What you have to do – Reproduce each of the following records verbatim, line for line.

-- Start of Materials provided --

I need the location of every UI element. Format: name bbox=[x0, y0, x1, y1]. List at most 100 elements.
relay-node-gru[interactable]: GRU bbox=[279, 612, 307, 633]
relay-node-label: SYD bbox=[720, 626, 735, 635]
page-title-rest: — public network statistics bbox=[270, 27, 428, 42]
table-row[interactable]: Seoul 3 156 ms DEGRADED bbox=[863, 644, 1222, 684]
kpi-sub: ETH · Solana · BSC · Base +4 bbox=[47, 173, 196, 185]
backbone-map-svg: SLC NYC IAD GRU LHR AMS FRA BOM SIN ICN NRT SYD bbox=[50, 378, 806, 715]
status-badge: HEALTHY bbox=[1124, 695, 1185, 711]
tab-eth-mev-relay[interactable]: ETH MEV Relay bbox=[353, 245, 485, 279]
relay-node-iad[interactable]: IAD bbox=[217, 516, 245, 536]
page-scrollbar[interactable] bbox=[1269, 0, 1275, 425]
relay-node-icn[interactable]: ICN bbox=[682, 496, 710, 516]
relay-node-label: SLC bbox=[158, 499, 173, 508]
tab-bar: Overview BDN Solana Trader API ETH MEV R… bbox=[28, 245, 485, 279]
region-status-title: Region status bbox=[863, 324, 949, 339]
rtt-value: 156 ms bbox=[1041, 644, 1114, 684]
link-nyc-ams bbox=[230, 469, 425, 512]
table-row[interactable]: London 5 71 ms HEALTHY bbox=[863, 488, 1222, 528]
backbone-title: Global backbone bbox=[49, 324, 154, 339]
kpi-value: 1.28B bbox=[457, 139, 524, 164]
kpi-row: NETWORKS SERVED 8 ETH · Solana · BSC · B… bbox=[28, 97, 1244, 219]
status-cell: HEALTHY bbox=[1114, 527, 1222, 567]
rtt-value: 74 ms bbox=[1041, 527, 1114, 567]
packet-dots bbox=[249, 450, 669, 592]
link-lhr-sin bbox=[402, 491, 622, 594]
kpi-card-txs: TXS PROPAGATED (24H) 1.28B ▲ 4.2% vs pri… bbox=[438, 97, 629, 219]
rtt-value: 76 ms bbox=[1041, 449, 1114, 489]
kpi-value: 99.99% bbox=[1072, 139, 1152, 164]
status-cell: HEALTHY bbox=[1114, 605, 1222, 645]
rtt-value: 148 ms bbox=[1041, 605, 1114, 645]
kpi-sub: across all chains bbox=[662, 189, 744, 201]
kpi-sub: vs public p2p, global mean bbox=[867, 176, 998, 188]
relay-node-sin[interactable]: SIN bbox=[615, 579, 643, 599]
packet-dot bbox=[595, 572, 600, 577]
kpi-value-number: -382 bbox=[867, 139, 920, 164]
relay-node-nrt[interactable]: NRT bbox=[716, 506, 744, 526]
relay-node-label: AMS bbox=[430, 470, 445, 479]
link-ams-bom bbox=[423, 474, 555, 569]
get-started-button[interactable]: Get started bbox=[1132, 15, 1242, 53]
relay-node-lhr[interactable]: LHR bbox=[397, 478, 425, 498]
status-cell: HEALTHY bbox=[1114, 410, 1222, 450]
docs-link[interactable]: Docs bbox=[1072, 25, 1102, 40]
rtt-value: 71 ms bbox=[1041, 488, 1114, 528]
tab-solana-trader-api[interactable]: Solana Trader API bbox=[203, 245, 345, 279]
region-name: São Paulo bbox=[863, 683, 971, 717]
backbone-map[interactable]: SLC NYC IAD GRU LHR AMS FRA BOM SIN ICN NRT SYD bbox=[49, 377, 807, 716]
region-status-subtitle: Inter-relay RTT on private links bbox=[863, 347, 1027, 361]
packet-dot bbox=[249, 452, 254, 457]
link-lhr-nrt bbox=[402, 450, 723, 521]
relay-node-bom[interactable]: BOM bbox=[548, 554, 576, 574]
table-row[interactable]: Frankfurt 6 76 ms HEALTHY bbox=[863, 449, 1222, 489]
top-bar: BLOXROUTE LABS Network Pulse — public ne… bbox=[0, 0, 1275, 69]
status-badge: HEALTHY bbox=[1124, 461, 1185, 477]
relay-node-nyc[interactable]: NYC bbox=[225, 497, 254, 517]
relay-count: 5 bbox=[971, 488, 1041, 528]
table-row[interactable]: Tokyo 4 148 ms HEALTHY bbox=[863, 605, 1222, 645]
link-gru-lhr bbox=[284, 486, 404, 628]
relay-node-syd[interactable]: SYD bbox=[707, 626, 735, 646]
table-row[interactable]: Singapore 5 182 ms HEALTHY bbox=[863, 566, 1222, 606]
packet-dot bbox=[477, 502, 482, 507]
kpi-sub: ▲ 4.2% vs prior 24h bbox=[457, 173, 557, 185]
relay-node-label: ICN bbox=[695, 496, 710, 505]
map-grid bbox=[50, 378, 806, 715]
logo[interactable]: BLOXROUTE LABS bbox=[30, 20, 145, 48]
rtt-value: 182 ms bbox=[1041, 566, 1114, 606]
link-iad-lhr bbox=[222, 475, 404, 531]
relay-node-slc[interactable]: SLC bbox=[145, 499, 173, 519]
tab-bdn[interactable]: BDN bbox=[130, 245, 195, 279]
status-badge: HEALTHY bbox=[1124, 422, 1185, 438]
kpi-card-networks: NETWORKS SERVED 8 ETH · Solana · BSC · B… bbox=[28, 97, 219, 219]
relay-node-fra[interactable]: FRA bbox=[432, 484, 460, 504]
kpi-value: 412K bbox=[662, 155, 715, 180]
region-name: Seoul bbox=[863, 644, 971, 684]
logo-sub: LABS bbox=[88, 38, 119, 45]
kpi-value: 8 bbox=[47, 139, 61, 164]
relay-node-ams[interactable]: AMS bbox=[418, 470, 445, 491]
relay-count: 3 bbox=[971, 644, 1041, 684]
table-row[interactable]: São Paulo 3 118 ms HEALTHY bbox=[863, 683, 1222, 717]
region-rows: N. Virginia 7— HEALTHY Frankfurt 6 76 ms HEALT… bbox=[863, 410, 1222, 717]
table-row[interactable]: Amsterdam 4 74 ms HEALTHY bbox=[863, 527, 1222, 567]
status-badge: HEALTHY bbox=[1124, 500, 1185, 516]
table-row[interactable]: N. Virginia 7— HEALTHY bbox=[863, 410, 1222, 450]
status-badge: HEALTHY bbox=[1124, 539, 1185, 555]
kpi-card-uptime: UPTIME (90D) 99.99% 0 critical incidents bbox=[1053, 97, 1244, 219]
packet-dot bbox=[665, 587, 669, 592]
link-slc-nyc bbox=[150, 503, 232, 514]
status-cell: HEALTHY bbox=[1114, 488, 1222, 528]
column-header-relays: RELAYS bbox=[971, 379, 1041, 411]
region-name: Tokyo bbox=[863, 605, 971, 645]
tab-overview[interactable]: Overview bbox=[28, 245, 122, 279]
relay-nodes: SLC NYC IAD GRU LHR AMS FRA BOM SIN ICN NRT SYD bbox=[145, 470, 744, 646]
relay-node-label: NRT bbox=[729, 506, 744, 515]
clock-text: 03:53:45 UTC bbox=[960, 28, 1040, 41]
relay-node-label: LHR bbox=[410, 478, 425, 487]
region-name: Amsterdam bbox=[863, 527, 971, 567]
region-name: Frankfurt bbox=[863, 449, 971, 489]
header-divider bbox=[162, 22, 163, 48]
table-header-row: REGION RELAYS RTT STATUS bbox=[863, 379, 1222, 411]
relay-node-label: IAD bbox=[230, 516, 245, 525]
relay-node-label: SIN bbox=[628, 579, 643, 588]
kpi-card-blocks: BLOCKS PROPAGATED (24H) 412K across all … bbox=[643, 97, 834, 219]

-- End of Materials provided --

Full response –
I need the location of every UI element. Format: name bbox=[x0, y0, x1, y1]. List at most 100 elements.
relay-node-gru[interactable]: GRU bbox=[279, 612, 307, 633]
relay-node-label: SYD bbox=[720, 626, 735, 635]
page-title-rest: — public network statistics bbox=[270, 27, 428, 42]
table-row[interactable]: Seoul 3 156 ms DEGRADED bbox=[863, 644, 1222, 684]
kpi-sub: ETH · Solana · BSC · Base +4 bbox=[47, 173, 196, 185]
backbone-map-svg: SLC NYC IAD GRU LHR AMS FRA BOM SIN ICN NRT SYD bbox=[50, 378, 806, 715]
status-badge: HEALTHY bbox=[1124, 695, 1185, 711]
tab-eth-mev-relay[interactable]: ETH MEV Relay bbox=[353, 245, 485, 279]
relay-node-iad[interactable]: IAD bbox=[217, 516, 245, 536]
page-scrollbar[interactable] bbox=[1269, 0, 1275, 425]
relay-node-icn[interactable]: ICN bbox=[682, 496, 710, 516]
relay-node-label: SLC bbox=[158, 499, 173, 508]
tab-bar: Overview BDN Solana Trader API ETH MEV R… bbox=[28, 245, 485, 279]
region-status-title: Region status bbox=[863, 324, 949, 339]
rtt-value: 156 ms bbox=[1041, 644, 1114, 684]
link-nyc-ams bbox=[230, 469, 425, 512]
table-row[interactable]: London 5 71 ms HEALTHY bbox=[863, 488, 1222, 528]
backbone-title: Global backbone bbox=[49, 324, 154, 339]
kpi-value: 1.28B bbox=[457, 139, 524, 164]
kpi-row: NETWORKS SERVED 8 ETH · Solana · BSC · B… bbox=[28, 97, 1244, 219]
status-cell: HEALTHY bbox=[1114, 527, 1222, 567]
rtt-value: 74 ms bbox=[1041, 527, 1114, 567]
packet-dots bbox=[249, 450, 669, 592]
link-lhr-sin bbox=[402, 491, 622, 594]
kpi-card-txs: TXS PROPAGATED (24H) 1.28B ▲ 4.2% vs pri… bbox=[438, 97, 629, 219]
rtt-value: 76 ms bbox=[1041, 449, 1114, 489]
kpi-value: 99.99% bbox=[1072, 139, 1152, 164]
status-cell: HEALTHY bbox=[1114, 605, 1222, 645]
rtt-value: 148 ms bbox=[1041, 605, 1114, 645]
kpi-sub: across all chains bbox=[662, 189, 744, 201]
kpi-sub: vs public p2p, global mean bbox=[867, 176, 998, 188]
relay-node-sin[interactable]: SIN bbox=[615, 579, 643, 599]
packet-dot bbox=[595, 572, 600, 577]
kpi-value-number: -382 bbox=[867, 139, 920, 164]
relay-node-nrt[interactable]: NRT bbox=[716, 506, 744, 526]
relay-node-label: AMS bbox=[430, 470, 445, 479]
link-ams-bom bbox=[423, 474, 555, 569]
get-started-button[interactable]: Get started bbox=[1132, 15, 1242, 53]
relay-node-lhr[interactable]: LHR bbox=[397, 478, 425, 498]
status-cell: HEALTHY bbox=[1114, 410, 1222, 450]
docs-link[interactable]: Docs bbox=[1072, 25, 1102, 40]
rtt-value: 71 ms bbox=[1041, 488, 1114, 528]
tab-solana-trader-api[interactable]: Solana Trader API bbox=[203, 245, 345, 279]
region-name: São Paulo bbox=[863, 683, 971, 717]
backbone-map[interactable]: SLC NYC IAD GRU LHR AMS FRA BOM SIN ICN NRT SYD bbox=[49, 377, 807, 716]
region-status-subtitle: Inter-relay RTT on private links bbox=[863, 347, 1027, 361]
packet-dot bbox=[249, 452, 254, 457]
link-lhr-nrt bbox=[402, 450, 723, 521]
relay-node-bom[interactable]: BOM bbox=[548, 554, 576, 574]
table-row[interactable]: Frankfurt 6 76 ms HEALTHY bbox=[863, 449, 1222, 489]
top-bar: BLOXROUTE LABS Network Pulse — public ne… bbox=[0, 0, 1275, 69]
status-badge: HEALTHY bbox=[1124, 461, 1185, 477]
relay-node-nyc[interactable]: NYC bbox=[225, 497, 254, 517]
relay-count: 5 bbox=[971, 488, 1041, 528]
table-row[interactable]: Tokyo 4 148 ms HEALTHY bbox=[863, 605, 1222, 645]
link-gru-lhr bbox=[284, 486, 404, 628]
relay-node-syd[interactable]: SYD bbox=[707, 626, 735, 646]
table-row[interactable]: Singapore 5 182 ms HEALTHY bbox=[863, 566, 1222, 606]
packet-dot bbox=[477, 502, 482, 507]
kpi-sub: ▲ 4.2% vs prior 24h bbox=[457, 173, 557, 185]
relay-node-label: ICN bbox=[695, 496, 710, 505]
map-grid bbox=[50, 378, 806, 715]
logo[interactable]: BLOXROUTE LABS bbox=[30, 20, 145, 48]
rtt-value: 182 ms bbox=[1041, 566, 1114, 606]
link-iad-lhr bbox=[222, 475, 404, 531]
relay-node-slc[interactable]: SLC bbox=[145, 499, 173, 519]
tab-bdn[interactable]: BDN bbox=[130, 245, 195, 279]
status-badge: HEALTHY bbox=[1124, 422, 1185, 438]
kpi-card-networks: NETWORKS SERVED 8 ETH · Solana · BSC · B… bbox=[28, 97, 219, 219]
relay-node-fra[interactable]: FRA bbox=[432, 484, 460, 504]
kpi-value: 412K bbox=[662, 155, 715, 180]
region-name: Seoul bbox=[863, 644, 971, 684]
logo-sub: LABS bbox=[88, 38, 119, 45]
kpi-value: 8 bbox=[47, 139, 61, 164]
relay-node-ams[interactable]: AMS bbox=[418, 470, 445, 491]
relay-count: 3 bbox=[971, 644, 1041, 684]
table-row[interactable]: São Paulo 3 118 ms HEALTHY bbox=[863, 683, 1222, 717]
region-rows: N. Virginia 7— HEALTHY Frankfurt 6 76 ms HEALT… bbox=[863, 410, 1222, 717]
table-row[interactable]: Amsterdam 4 74 ms HEALTHY bbox=[863, 527, 1222, 567]
status-badge: HEALTHY bbox=[1124, 500, 1185, 516]
table-row[interactable]: N. Virginia 7— HEALTHY bbox=[863, 410, 1222, 450]
status-badge: HEALTHY bbox=[1124, 539, 1185, 555]
kpi-card-uptime: UPTIME (90D) 99.99% 0 critical incidents bbox=[1053, 97, 1244, 219]
packet-dot bbox=[665, 587, 669, 592]
link-slc-nyc bbox=[150, 503, 232, 514]
status-cell: HEALTHY bbox=[1114, 488, 1222, 528]
column-header-relays: RELAYS bbox=[971, 379, 1041, 411]
region-name: Tokyo bbox=[863, 605, 971, 645]
tab-overview[interactable]: Overview bbox=[28, 245, 122, 279]
relay-nodes: SLC NYC IAD GRU LHR AMS FRA BOM SIN ICN NRT SYD bbox=[145, 470, 744, 646]
relay-node-label: NRT bbox=[729, 506, 744, 515]
clock-text: 03:53:45 UTC bbox=[960, 28, 1040, 41]
relay-node-label: LHR bbox=[410, 478, 425, 487]
region-name: Amsterdam bbox=[863, 527, 971, 567]
region-name: Frankfurt bbox=[863, 449, 971, 489]
header-divider bbox=[162, 22, 163, 48]
table-header-row: REGION RELAYS RTT STATUS bbox=[863, 379, 1222, 411]
relay-node-label: IAD bbox=[230, 516, 245, 525]
relay-node-label: SIN bbox=[628, 579, 643, 588]
kpi-card-blocks: BLOCKS PROPAGATED (24H) 412K across all … bbox=[643, 97, 834, 219]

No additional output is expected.